Written task:
From the line containing "What data populates" down to the last line, set down each line exactly as it is, and nothing more. Leave the pictures out.

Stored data
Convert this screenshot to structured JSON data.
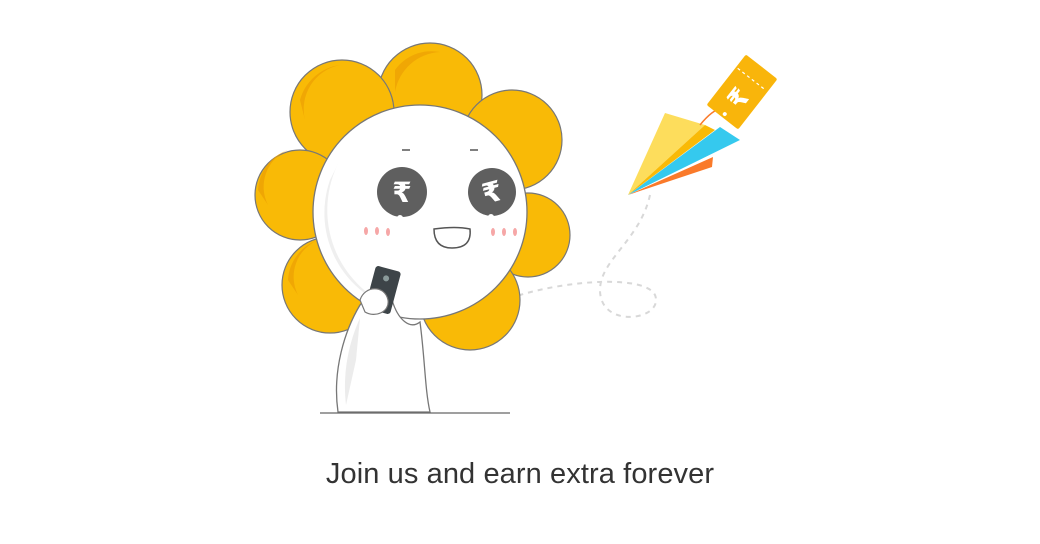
{
  "illustration": {
    "description_icons": [
      "sunflower-mascot",
      "paper-plane-icon",
      "rupee-ticket-icon"
    ],
    "colors": {
      "petal": "#F9BA06",
      "petal_shade": "#EDA204",
      "eye": "#5F5F5F",
      "plane_yellow": "#FDDD5C",
      "plane_blue": "#35C9EE",
      "plane_orange": "#FA7A2A",
      "ticket": "#F9B50B"
    },
    "currency_symbol": "₹"
  },
  "tagline": "Join us and earn extra forever"
}
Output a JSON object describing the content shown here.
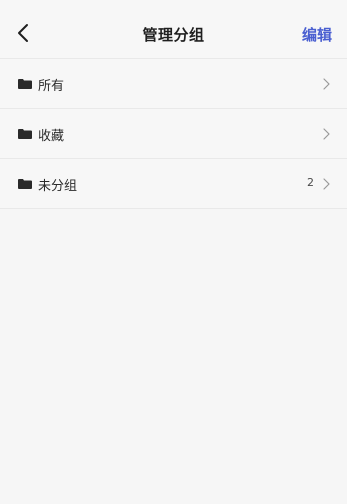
{
  "header": {
    "title": "管理分组",
    "edit_label": "编辑"
  },
  "groups": [
    {
      "label": "所有",
      "count": ""
    },
    {
      "label": "收藏",
      "count": ""
    },
    {
      "label": "未分组",
      "count": "2"
    }
  ],
  "icons": {
    "back": "chevron-left-icon",
    "folder": "folder-icon",
    "row_arrow": "chevron-right-icon"
  },
  "colors": {
    "accent": "#4a5fd1",
    "background": "#f6f6f6",
    "divider": "#e9e9e9"
  }
}
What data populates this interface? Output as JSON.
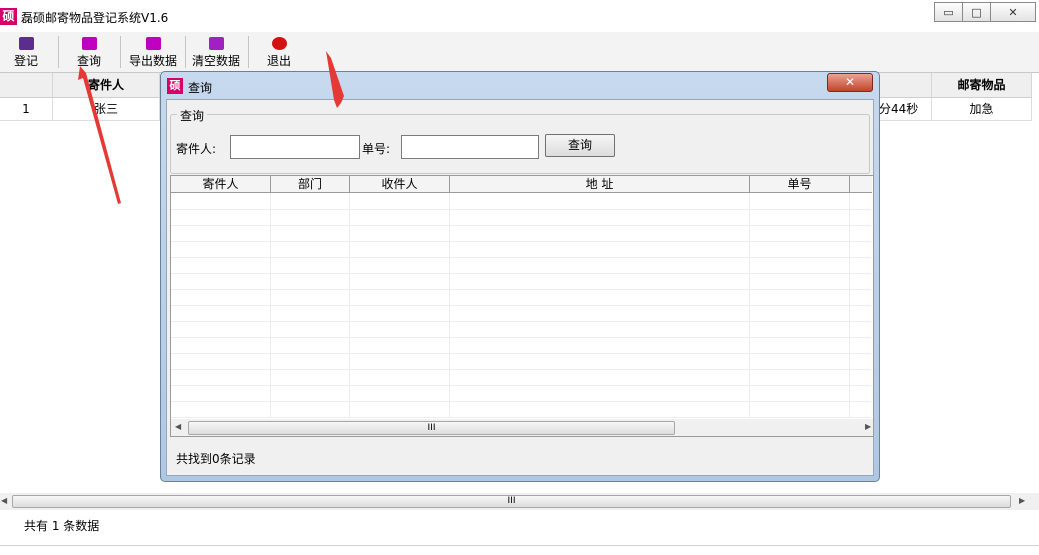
{
  "window": {
    "icon_text": "硕",
    "title": "磊硕邮寄物品登记系统V1.6",
    "controls": {
      "minimize": "▭",
      "maximize": "□",
      "close": "✕"
    }
  },
  "toolbar": {
    "items": [
      {
        "label": "登记",
        "icon": "register-icon",
        "color": "#5b2d8e"
      },
      {
        "label": "查询",
        "icon": "query-icon",
        "color": "#c000c0"
      },
      {
        "label": "导出数据",
        "icon": "export-icon",
        "color": "#c000c0"
      },
      {
        "label": "清空数据",
        "icon": "clear-icon",
        "color": "#a020c0"
      },
      {
        "label": "退出",
        "icon": "exit-icon",
        "color": "#d41111"
      }
    ]
  },
  "main_table": {
    "headers": {
      "sender": "寄件人",
      "item": "邮寄物品"
    },
    "rows": [
      {
        "index": "1",
        "sender": "张三",
        "time_fragment": "分44秒",
        "item": "加急"
      }
    ]
  },
  "dialog": {
    "icon_text": "硕",
    "title": "查询",
    "close_label": "✕",
    "group_label": "查询",
    "sender_label": "寄件人:",
    "sender_value": "",
    "number_label": "单号:",
    "number_value": "",
    "query_button": "查询",
    "columns": [
      "寄件人",
      "部门",
      "收件人",
      "地 址",
      "单号"
    ],
    "scroll_grip": "III",
    "found_text": "共找到0条记录"
  },
  "main_scroll_grip": "III",
  "status": {
    "text": "共有 1 条数据"
  },
  "colors": {
    "annotation_arrow": "#e53935",
    "dialog_frame": "#aec8e4",
    "brand": "#d6006a"
  }
}
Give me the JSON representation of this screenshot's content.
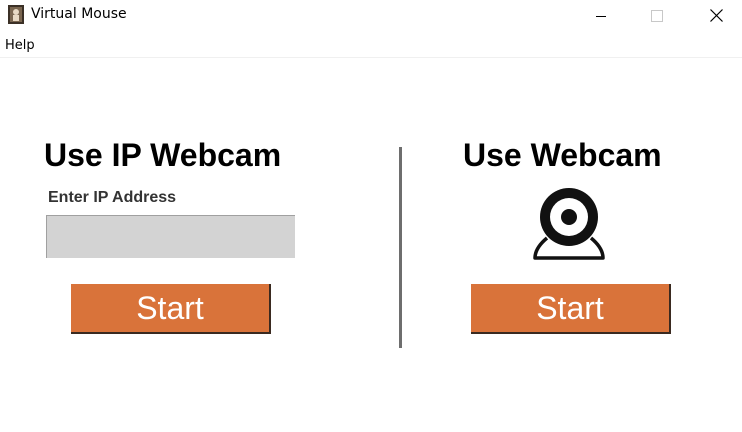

Worked solution:
What data populates this interface? Output as JSON.
{
  "window": {
    "icon_text": "硕",
    "title": "磊硕邮寄物品登记系统V1.6",
    "controls": {
      "minimize": "▭",
      "maximize": "□",
      "close": "✕"
    }
  },
  "toolbar": {
    "items": [
      {
        "label": "登记",
        "icon": "register-icon",
        "color": "#5b2d8e"
      },
      {
        "label": "查询",
        "icon": "query-icon",
        "color": "#c000c0"
      },
      {
        "label": "导出数据",
        "icon": "export-icon",
        "color": "#c000c0"
      },
      {
        "label": "清空数据",
        "icon": "clear-icon",
        "color": "#a020c0"
      },
      {
        "label": "退出",
        "icon": "exit-icon",
        "color": "#d41111"
      }
    ]
  },
  "main_table": {
    "headers": {
      "sender": "寄件人",
      "item": "邮寄物品"
    },
    "rows": [
      {
        "index": "1",
        "sender": "张三",
        "time_fragment": "分44秒",
        "item": "加急"
      }
    ]
  },
  "dialog": {
    "icon_text": "硕",
    "title": "查询",
    "close_label": "✕",
    "group_label": "查询",
    "sender_label": "寄件人:",
    "sender_value": "",
    "number_label": "单号:",
    "number_value": "",
    "query_button": "查询",
    "columns": [
      "寄件人",
      "部门",
      "收件人",
      "地 址",
      "单号"
    ],
    "scroll_grip": "III",
    "found_text": "共找到0条记录"
  },
  "main_scroll_grip": "III",
  "status": {
    "text": "共有 1 条数据"
  },
  "colors": {
    "annotation_arrow": "#e53935",
    "dialog_frame": "#aec8e4",
    "brand": "#d6006a"
  }
}
Give me the JSON representation of this screenshot's content.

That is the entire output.